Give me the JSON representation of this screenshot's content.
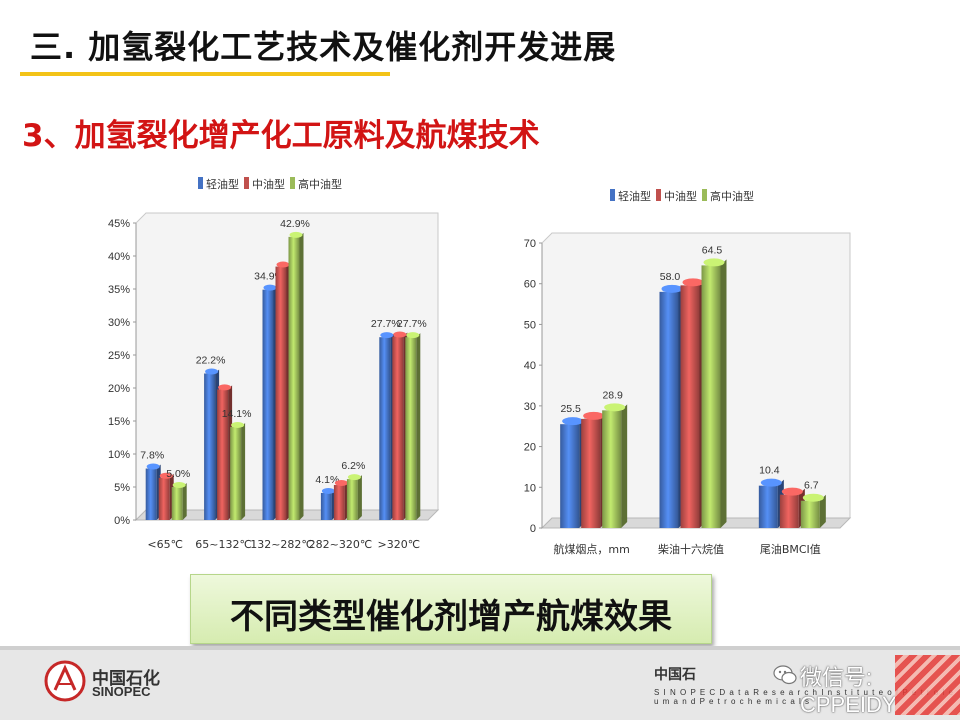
{
  "slide": {
    "title": "三. 加氢裂化工艺技术及催化剂开发进展",
    "subtitle": "3、加氢裂化增产化工原料及航煤技术",
    "caption": "不同类型催化剂增产航煤效果"
  },
  "footer": {
    "org_cn": "中国石化",
    "org_en": "SINOPEC",
    "institute_cn": "中国石",
    "institute_en": "S I N O P E C   D a t a   R e s e a r c h   I n s t i t u t e   o f   P e t r o l e u m   a n d   P e t r o c h e m i c a l s",
    "watermark": "微信号: CPPEIDY",
    "watermark_icon": "wechat-icon"
  },
  "colors": {
    "light_oil": "#4472c4",
    "mid_oil": "#c0504d",
    "high_mid_oil": "#9bbb59",
    "title_underline": "#f3c318",
    "subtitle": "#d21414"
  },
  "chart_data": [
    {
      "type": "bar",
      "categories": [
        "<65℃",
        "65~132℃",
        "132~282℃",
        "282~320℃",
        ">320℃"
      ],
      "series": [
        {
          "name": "轻油型",
          "values": [
            7.8,
            22.2,
            34.9,
            4.1,
            27.7
          ]
        },
        {
          "name": "中油型",
          "values": [
            6.4,
            19.8,
            38.4,
            5.3,
            27.8
          ]
        },
        {
          "name": "高中油型",
          "values": [
            5.0,
            14.1,
            42.9,
            6.2,
            27.7
          ]
        }
      ],
      "data_labels": [
        [
          "7.8%",
          "22.2%",
          "34.9%",
          "4.1%",
          "27.7%"
        ],
        [
          "",
          "",
          "",
          "",
          ""
        ],
        [
          "5.0%",
          "14.1%",
          "42.9%",
          "6.2%",
          "27.7%"
        ]
      ],
      "yticks": [
        "0%",
        "5%",
        "10%",
        "15%",
        "20%",
        "25%",
        "30%",
        "35%",
        "40%",
        "45%"
      ],
      "ylim": [
        0,
        45
      ],
      "legend": "top",
      "grid": false
    },
    {
      "type": "bar",
      "categories": [
        "航煤烟点，mm",
        "柴油十六烷值",
        "尾油BMCI值"
      ],
      "series": [
        {
          "name": "轻油型",
          "values": [
            25.5,
            58.0,
            10.4
          ]
        },
        {
          "name": "中油型",
          "values": [
            26.8,
            59.6,
            8.2
          ]
        },
        {
          "name": "高中油型",
          "values": [
            28.9,
            64.5,
            6.7
          ]
        }
      ],
      "data_labels": [
        [
          "25.5",
          "58.0",
          "10.4"
        ],
        [
          "",
          "",
          ""
        ],
        [
          "28.9",
          "64.5",
          "6.7"
        ]
      ],
      "yticks": [
        "0",
        "10",
        "20",
        "30",
        "40",
        "50",
        "60",
        "70"
      ],
      "ylim": [
        0,
        70
      ],
      "legend": "top",
      "grid": false
    }
  ]
}
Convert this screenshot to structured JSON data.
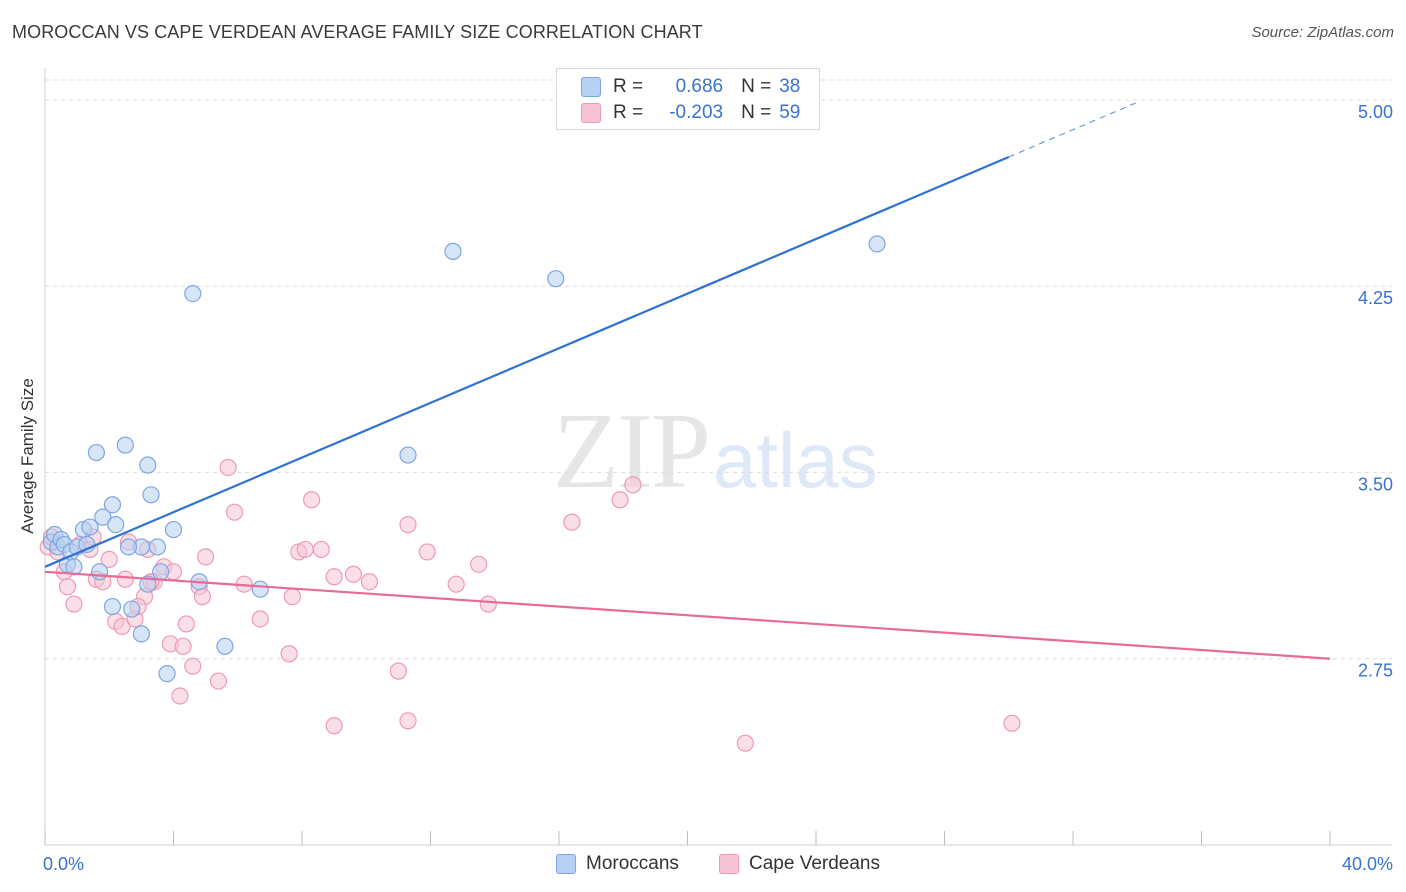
{
  "title": "MOROCCAN VS CAPE VERDEAN AVERAGE FAMILY SIZE CORRELATION CHART",
  "source": "Source: ZipAtlas.com",
  "watermark": {
    "zip": "ZIP",
    "atlas": "atlas"
  },
  "colors": {
    "blue": "#3a72d0",
    "blue_fill": "#b7d0f3",
    "blue_stroke": "#7ea6e0",
    "blue_line": "#2f72d3",
    "pink": "#e86a96",
    "pink_fill": "#f6c4d4",
    "pink_stroke": "#ee9ab5",
    "grid": "#dcdcdc",
    "axis_label": "#3a72d0"
  },
  "legend": {
    "rows": [
      {
        "r_label": "R =",
        "r_value": "0.686",
        "n_label": "N =",
        "n_value": "38"
      },
      {
        "r_label": "R =",
        "r_value": "-0.203",
        "n_label": "N =",
        "n_value": "59"
      }
    ]
  },
  "bottom_legend": {
    "items": [
      "Moroccans",
      "Cape Verdeans"
    ]
  },
  "chart_data": {
    "type": "scatter",
    "title": "MOROCCAN VS CAPE VERDEAN AVERAGE FAMILY SIZE CORRELATION CHART",
    "xlabel": "",
    "ylabel": "Average Family Size",
    "xlim": [
      0,
      40
    ],
    "ylim": [
      2.0,
      5.08
    ],
    "x_tick_labels": [
      "0.0%",
      "40.0%"
    ],
    "y_ticks": [
      2.75,
      3.5,
      4.25,
      5.0
    ],
    "y_tick_labels": [
      "2.75",
      "3.50",
      "4.25",
      "5.00"
    ],
    "grid": true,
    "series": [
      {
        "name": "Moroccans",
        "r": 0.686,
        "n": 38,
        "trend": {
          "x0": 0.0,
          "y0": 3.12,
          "x1": 30.0,
          "y1": 4.77,
          "dash_to_x": 34.0
        },
        "points": [
          [
            0.2,
            3.22
          ],
          [
            0.3,
            3.25
          ],
          [
            0.4,
            3.2
          ],
          [
            0.5,
            3.23
          ],
          [
            0.6,
            3.21
          ],
          [
            0.7,
            3.13
          ],
          [
            0.8,
            3.18
          ],
          [
            1.0,
            3.2
          ],
          [
            1.2,
            3.27
          ],
          [
            1.4,
            3.28
          ],
          [
            1.6,
            3.58
          ],
          [
            1.8,
            3.32
          ],
          [
            2.1,
            3.37
          ],
          [
            2.2,
            3.29
          ],
          [
            2.5,
            3.61
          ],
          [
            3.2,
            3.53
          ],
          [
            3.3,
            3.41
          ],
          [
            3.5,
            3.2
          ],
          [
            3.0,
            3.2
          ],
          [
            4.0,
            3.27
          ],
          [
            2.6,
            3.2
          ],
          [
            1.7,
            3.1
          ],
          [
            2.1,
            2.96
          ],
          [
            2.7,
            2.95
          ],
          [
            3.0,
            2.85
          ],
          [
            3.2,
            3.05
          ],
          [
            3.6,
            3.1
          ],
          [
            3.8,
            2.69
          ],
          [
            4.6,
            4.22
          ],
          [
            4.8,
            3.06
          ],
          [
            5.6,
            2.8
          ],
          [
            6.7,
            3.03
          ],
          [
            11.3,
            3.57
          ],
          [
            12.7,
            4.39
          ],
          [
            15.9,
            4.28
          ],
          [
            25.9,
            4.42
          ],
          [
            0.9,
            3.12
          ],
          [
            1.3,
            3.21
          ]
        ]
      },
      {
        "name": "Cape Verdeans",
        "r": -0.203,
        "n": 59,
        "trend": {
          "x0": 0.0,
          "y0": 3.1,
          "x1": 40.0,
          "y1": 2.75
        },
        "points": [
          [
            0.1,
            3.2
          ],
          [
            0.2,
            3.24
          ],
          [
            0.4,
            3.18
          ],
          [
            0.6,
            3.1
          ],
          [
            0.7,
            3.04
          ],
          [
            0.9,
            2.97
          ],
          [
            1.1,
            3.21
          ],
          [
            1.4,
            3.19
          ],
          [
            1.5,
            3.24
          ],
          [
            1.6,
            3.07
          ],
          [
            1.8,
            3.06
          ],
          [
            2.0,
            3.15
          ],
          [
            2.2,
            2.9
          ],
          [
            2.4,
            2.88
          ],
          [
            2.6,
            3.22
          ],
          [
            2.5,
            3.07
          ],
          [
            2.8,
            2.91
          ],
          [
            3.1,
            3.0
          ],
          [
            3.2,
            3.19
          ],
          [
            3.4,
            3.06
          ],
          [
            3.7,
            3.12
          ],
          [
            3.9,
            2.81
          ],
          [
            4.0,
            3.1
          ],
          [
            4.2,
            2.6
          ],
          [
            4.3,
            2.8
          ],
          [
            4.4,
            2.89
          ],
          [
            4.6,
            2.72
          ],
          [
            4.8,
            3.04
          ],
          [
            4.9,
            3.0
          ],
          [
            5.0,
            3.16
          ],
          [
            5.4,
            2.66
          ],
          [
            5.7,
            3.52
          ],
          [
            5.9,
            3.34
          ],
          [
            6.2,
            3.05
          ],
          [
            6.7,
            2.91
          ],
          [
            7.6,
            2.77
          ],
          [
            7.7,
            3.0
          ],
          [
            7.9,
            3.18
          ],
          [
            8.1,
            3.19
          ],
          [
            8.3,
            3.39
          ],
          [
            8.6,
            3.19
          ],
          [
            9.0,
            2.48
          ],
          [
            9.0,
            3.08
          ],
          [
            9.6,
            3.09
          ],
          [
            10.1,
            3.06
          ],
          [
            11.0,
            2.7
          ],
          [
            11.3,
            3.29
          ],
          [
            11.3,
            2.5
          ],
          [
            11.9,
            3.18
          ],
          [
            12.8,
            3.05
          ],
          [
            13.5,
            3.13
          ],
          [
            13.8,
            2.97
          ],
          [
            16.4,
            3.3
          ],
          [
            17.9,
            3.39
          ],
          [
            18.3,
            3.45
          ],
          [
            21.8,
            2.41
          ],
          [
            30.1,
            2.49
          ],
          [
            2.9,
            2.96
          ],
          [
            3.3,
            3.06
          ]
        ]
      }
    ]
  }
}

***

■ Prompt:
Copy each line of the records above that carries the word "CORRELATION".

■ Written answer:
  "title": "MOROCCAN VS CAPE VERDEAN AVERAGE FAMILY SIZE CORRELATION CHART",
    "title": "MOROCCAN VS CAPE VERDEAN AVERAGE FAMILY SIZE CORRELATION CHART",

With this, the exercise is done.